═══ MATERIAL ═══

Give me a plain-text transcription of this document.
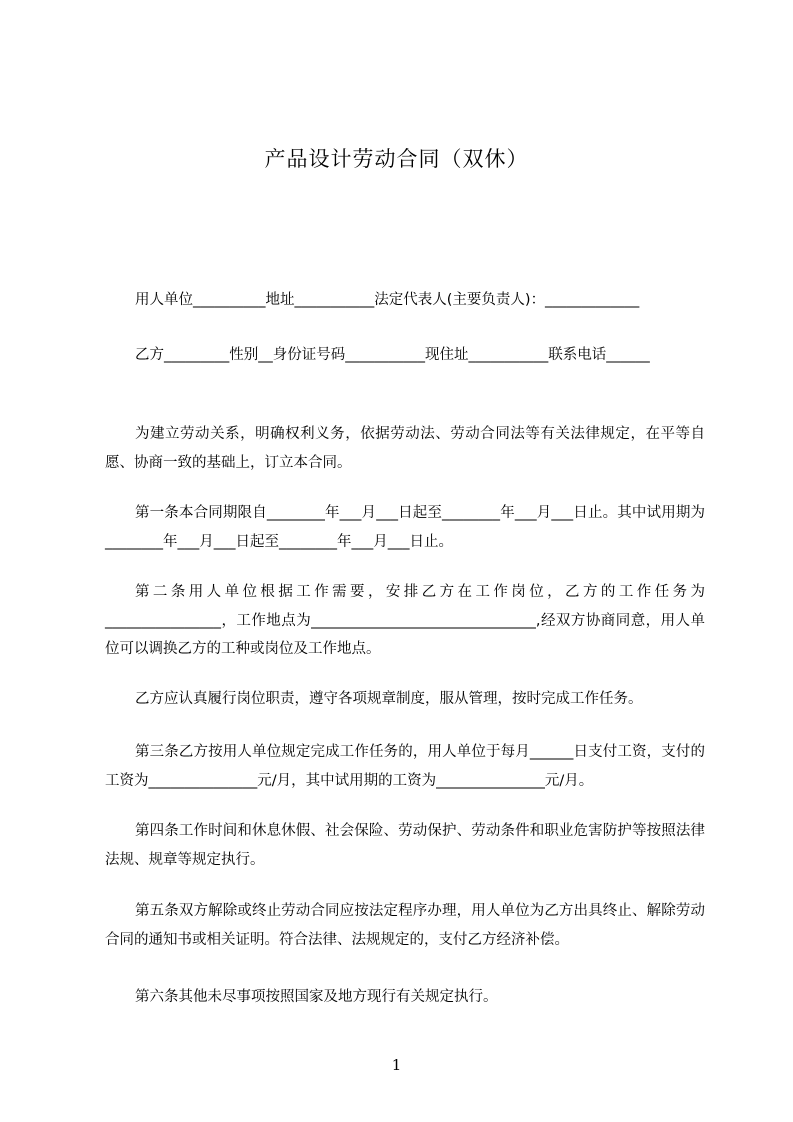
产品设计劳动合同（双休）
用人单位__________地址___________法定代表人(主要负责人)：_____________
乙方_________性别__身份证号码___________现住址___________联系电话______
为建立劳动关系，明确权利义务，依据劳动法、劳动合同法等有关法律规定，在平等自愿、协商一致的基础上，订立本合同。
第一条本合同期限自________年___月___日起至________年___月___日止。其中试用期为________年___月___日起至________年___月___日止。
第二条用人单位根据工作需要，安排乙方在工作岗位，乙方的工作任务为________________，工作地点为_______________________________,经双方协商同意，用人单位可以调换乙方的工种或岗位及工作地点。
乙方应认真履行岗位职责，遵守各项规章制度，服从管理，按时完成工作任务。
第三条乙方按用人单位规定完成工作任务的，用人单位于每月______日支付工资，支付的工资为_______________元/月，其中试用期的工资为_______________元/月。
第四条工作时间和休息休假、社会保险、劳动保护、劳动条件和职业危害防护等按照法律法规、规章等规定执行。
第五条双方解除或终止劳动合同应按法定程序办理，用人单位为乙方出具终止、解除劳动合同的通知书或相关证明。符合法律、法规规定的，支付乙方经济补偿。
第六条其他未尽事项按照国家及地方现行有关规定执行。
1
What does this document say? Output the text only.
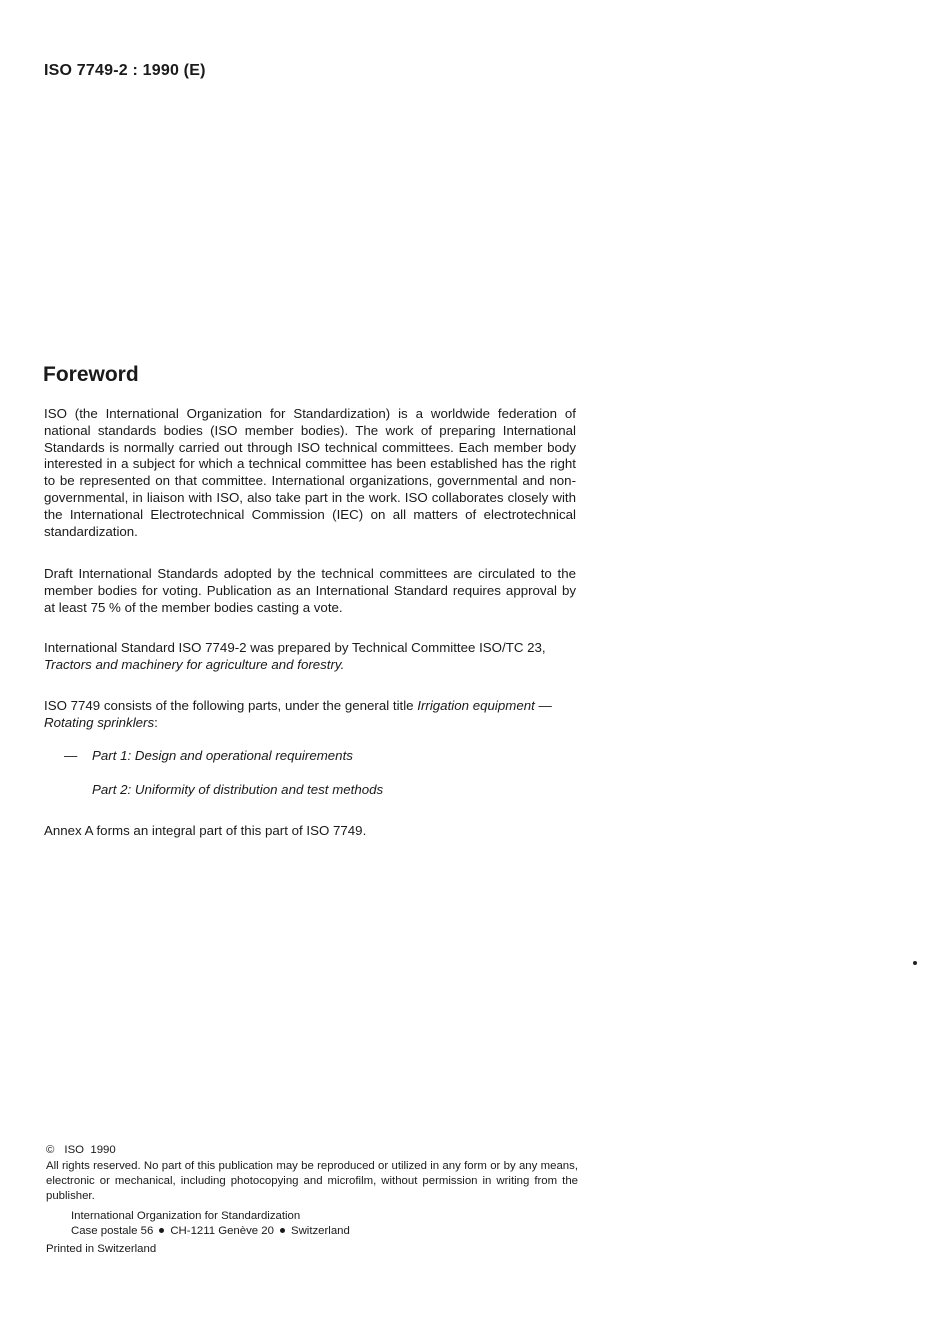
ISO 7749-2 : 1990 (E)
Foreword

ISO (the International Organization for Standardization) is a worldwide federation of national standards bodies (ISO member bodies). The work of preparing International Standards is normally carried out through ISO technical committees. Each member body interested in a subject for which a technical committee has been established has the right to be represented on that committee. International organizations, governmental and non-governmental, in liaison with ISO, also take part in the work. ISO collaborates closely with the International Electrotechnical Commission (IEC) on all matters of electrotechnical standardization.

Draft International Standards adopted by the technical committees are circulated to the member bodies for voting. Publication as an International Standard requires approval by at least 75 % of the member bodies casting a vote.

International Standard ISO 7749-2 was prepared by Technical Committee ISO/TC 23,
Tractors and machinery for agriculture and forestry.

ISO 7749 consists of the following parts, under the general title Irrigation equipment — Rotating sprinklers:

— Part 1: Design and operational requirements
Part 2: Uniformity of distribution and test methods

Annex A forms an integral part of this part of ISO 7749.

© ISO  1990
All rights reserved. No part of this publication may be reproduced or utilized in any form or by any means, electronic or mechanical, including photocopying and microfilm, without permission in writing from the publisher.
International Organization for Standardization
Case postale 56 CH-1211 Genève 20 Switzerland
Printed in Switzerland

═══

▸ **THE REQUEST**
Any pictures should be dropped; transcribe the rest of the records above exactly.

▸ **TASK ANSWER**
Give me a plain-text transcription of this document.
产品设计劳动合同（双休）
用人单位__________地址___________法定代表人(主要负责人)：_____________
乙方_________性别__身份证号码___________现住址___________联系电话______
为建立劳动关系，明确权利义务，依据劳动法、劳动合同法等有关法律规定，在平等自愿、协商一致的基础上，订立本合同。
第一条本合同期限自________年___月___日起至________年___月___日止。其中试用期为________年___月___日起至________年___月___日止。
第二条用人单位根据工作需要，安排乙方在工作岗位，乙方的工作任务为________________，工作地点为_______________________________,经双方协商同意，用人单位可以调换乙方的工种或岗位及工作地点。
乙方应认真履行岗位职责，遵守各项规章制度，服从管理，按时完成工作任务。
第三条乙方按用人单位规定完成工作任务的，用人单位于每月______日支付工资，支付的工资为_______________元/月，其中试用期的工资为_______________元/月。
第四条工作时间和休息休假、社会保险、劳动保护、劳动条件和职业危害防护等按照法律法规、规章等规定执行。
第五条双方解除或终止劳动合同应按法定程序办理，用人单位为乙方出具终止、解除劳动合同的通知书或相关证明。符合法律、法规规定的，支付乙方经济补偿。
第六条其他未尽事项按照国家及地方现行有关规定执行。
1
What does this document say? Output the text only.
ISO 7749-2 : 1990 (E)
Foreword

ISO (the International Organization for Standardization) is a worldwide federation of national standards bodies (ISO member bodies). The work of preparing International Standards is normally carried out through ISO technical committees. Each member body interested in a subject for which a technical committee has been established has the right to be represented on that committee. International organizations, governmental and non-governmental, in liaison with ISO, also take part in the work. ISO collaborates closely with the International Electrotechnical Commission (IEC) on all matters of electrotechnical standardization.

Draft International Standards adopted by the technical committees are circulated to the member bodies for voting. Publication as an International Standard requires approval by at least 75 % of the member bodies casting a vote.

International Standard ISO 7749-2 was prepared by Technical Committee ISO/TC 23,
Tractors and machinery for agriculture and forestry.

ISO 7749 consists of the following parts, under the general title Irrigation equipment — Rotating sprinklers:

— Part 1: Design and operational requirements
Part 2: Uniformity of distribution and test methods

Annex A forms an integral part of this part of ISO 7749.

© ISO  1990
All rights reserved. No part of this publication may be reproduced or utilized in any form or by any means, electronic or mechanical, including photocopying and microfilm, without permission in writing from the publisher.
International Organization for Standardization
Case postale 56 CH-1211 Genève 20 Switzerland
Printed in Switzerland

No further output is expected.